▶ TASK
Say how many lines in the records contain the string "period". Nothing but the number should be given.

▶ THE DATA
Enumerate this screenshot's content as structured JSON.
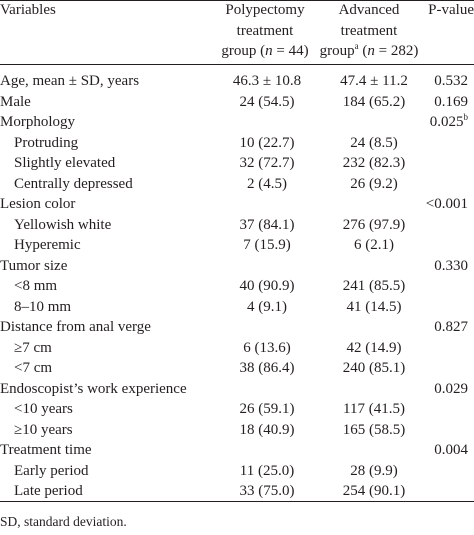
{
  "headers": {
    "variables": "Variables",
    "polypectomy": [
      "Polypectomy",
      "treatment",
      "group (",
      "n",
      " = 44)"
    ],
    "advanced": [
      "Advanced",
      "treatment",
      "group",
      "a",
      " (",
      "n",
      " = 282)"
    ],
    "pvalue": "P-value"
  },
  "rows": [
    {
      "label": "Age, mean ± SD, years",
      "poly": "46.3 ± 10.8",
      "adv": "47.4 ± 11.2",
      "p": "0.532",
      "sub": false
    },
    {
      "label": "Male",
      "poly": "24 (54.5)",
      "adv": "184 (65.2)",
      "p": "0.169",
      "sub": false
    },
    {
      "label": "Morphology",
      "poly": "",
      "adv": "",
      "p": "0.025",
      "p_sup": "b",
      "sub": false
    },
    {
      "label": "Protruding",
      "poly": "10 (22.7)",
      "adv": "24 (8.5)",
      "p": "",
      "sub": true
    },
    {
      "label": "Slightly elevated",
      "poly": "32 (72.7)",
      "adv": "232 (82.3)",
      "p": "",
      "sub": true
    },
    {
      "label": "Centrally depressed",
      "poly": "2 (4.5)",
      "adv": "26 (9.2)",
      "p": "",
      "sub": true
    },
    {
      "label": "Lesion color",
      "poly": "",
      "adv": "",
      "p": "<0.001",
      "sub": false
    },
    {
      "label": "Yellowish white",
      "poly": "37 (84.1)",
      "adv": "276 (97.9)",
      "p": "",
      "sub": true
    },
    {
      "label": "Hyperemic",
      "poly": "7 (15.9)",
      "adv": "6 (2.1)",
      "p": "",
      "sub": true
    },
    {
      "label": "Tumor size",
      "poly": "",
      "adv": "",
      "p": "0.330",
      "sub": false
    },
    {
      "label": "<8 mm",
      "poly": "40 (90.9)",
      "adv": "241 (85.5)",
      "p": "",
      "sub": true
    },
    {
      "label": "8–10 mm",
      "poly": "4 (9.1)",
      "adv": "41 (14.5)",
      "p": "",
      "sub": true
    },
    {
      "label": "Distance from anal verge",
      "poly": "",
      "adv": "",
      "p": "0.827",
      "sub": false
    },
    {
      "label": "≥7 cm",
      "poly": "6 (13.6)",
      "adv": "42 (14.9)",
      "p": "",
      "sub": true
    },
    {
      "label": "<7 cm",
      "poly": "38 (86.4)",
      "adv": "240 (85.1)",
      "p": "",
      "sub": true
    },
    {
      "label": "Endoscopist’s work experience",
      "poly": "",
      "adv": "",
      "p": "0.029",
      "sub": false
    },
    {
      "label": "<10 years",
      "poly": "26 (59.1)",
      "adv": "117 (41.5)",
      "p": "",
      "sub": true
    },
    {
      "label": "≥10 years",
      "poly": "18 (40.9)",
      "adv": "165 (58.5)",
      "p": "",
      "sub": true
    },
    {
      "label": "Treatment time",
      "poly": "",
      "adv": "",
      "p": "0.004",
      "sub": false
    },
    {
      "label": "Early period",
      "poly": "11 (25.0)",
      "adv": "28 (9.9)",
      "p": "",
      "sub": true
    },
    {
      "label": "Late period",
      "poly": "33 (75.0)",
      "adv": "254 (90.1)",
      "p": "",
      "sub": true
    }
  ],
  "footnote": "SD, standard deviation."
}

▶ RESULT OF THIS EXERCISE
2